## INSTRUCTION
In the remarks on housing targets, how many units did local authorities build the year before last, according to the Department's figures?

## EXTRACT PROVIDED
- - -
I want to go back to the issue of housing targets on which this committee received correspondence very recently. While I accept that the officials are not responsible for this, various Ministers have said that the number of houses built by local authorities last year is the same as the number built in the 1970s but that is not the case. They did not come within an ass's roar of it. There were 1,666 units built by the local authorities, according to the Department's figures, and AHBs built 310 units under the two funding streams they use. That is what is on page 13 of the aforementioned correspondence. Essentially, 2,000 houses were built but only 1,666 were built by local authorities. The figure of 7,400 given is made up of turnkeys and units built under Part V, known as local authority Part Vs, LAPVs. AHBs are also using Part V. The use of turnkeys is obviously causing a problem for first-time buyers and so on. In reality, local authorities are building one fifth of what they were building in the 1930s and the 1970s. I want to address this issue with the officials. Part of the problem is the level of bureaucracy. I know that the Department has facilitated and funded extra staff for the local authorities but things are not moving at the pace required. The year before last, only 818 units were built by local authorities, according to the Department's figures.
- - -
## RECORDS SUPPLIED
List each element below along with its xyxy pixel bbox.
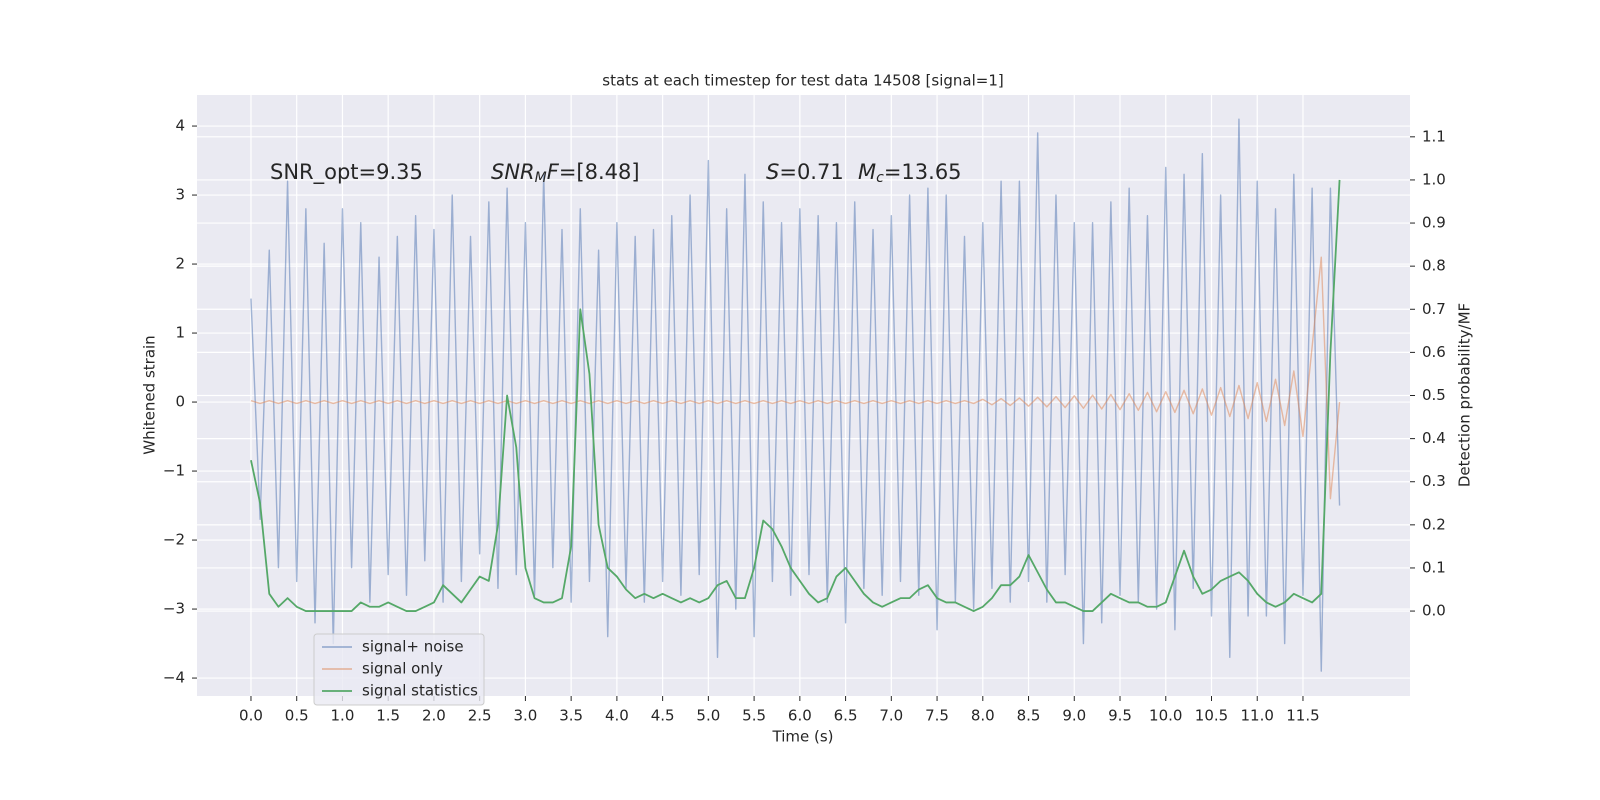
- - -
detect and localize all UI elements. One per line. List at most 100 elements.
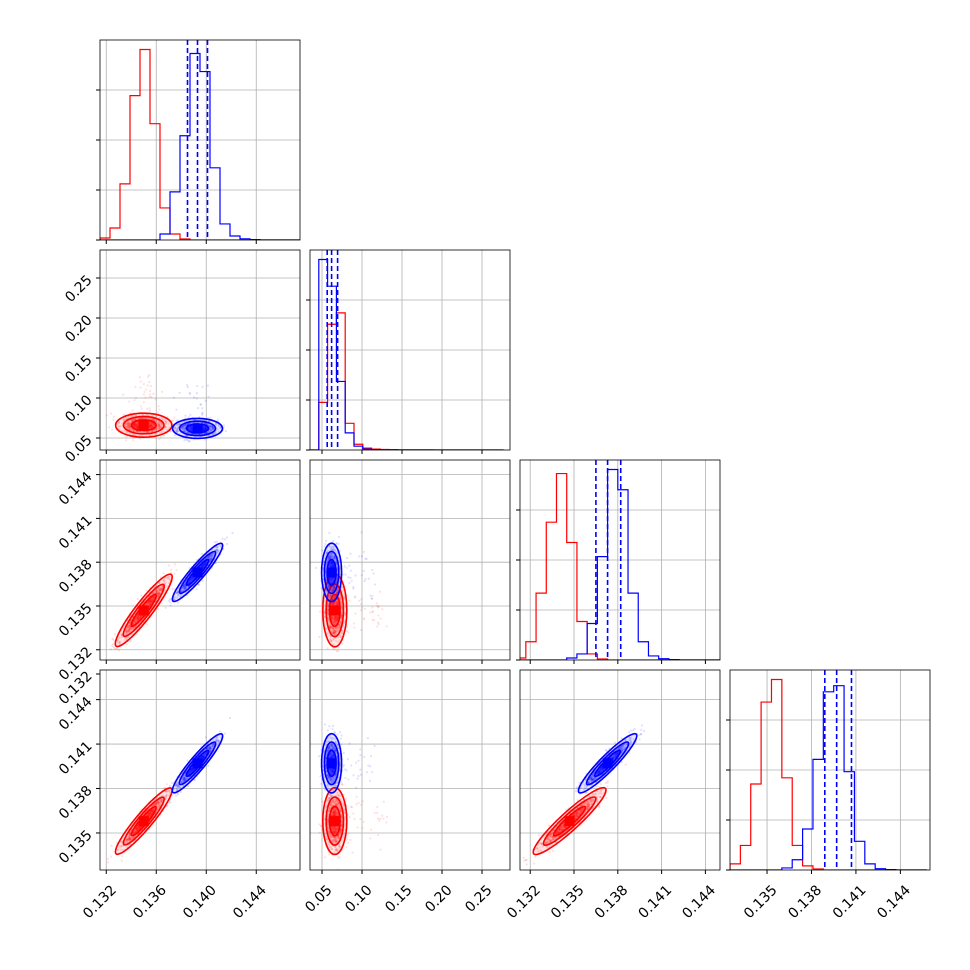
- - -
## EXERCISE RESULT
818 units.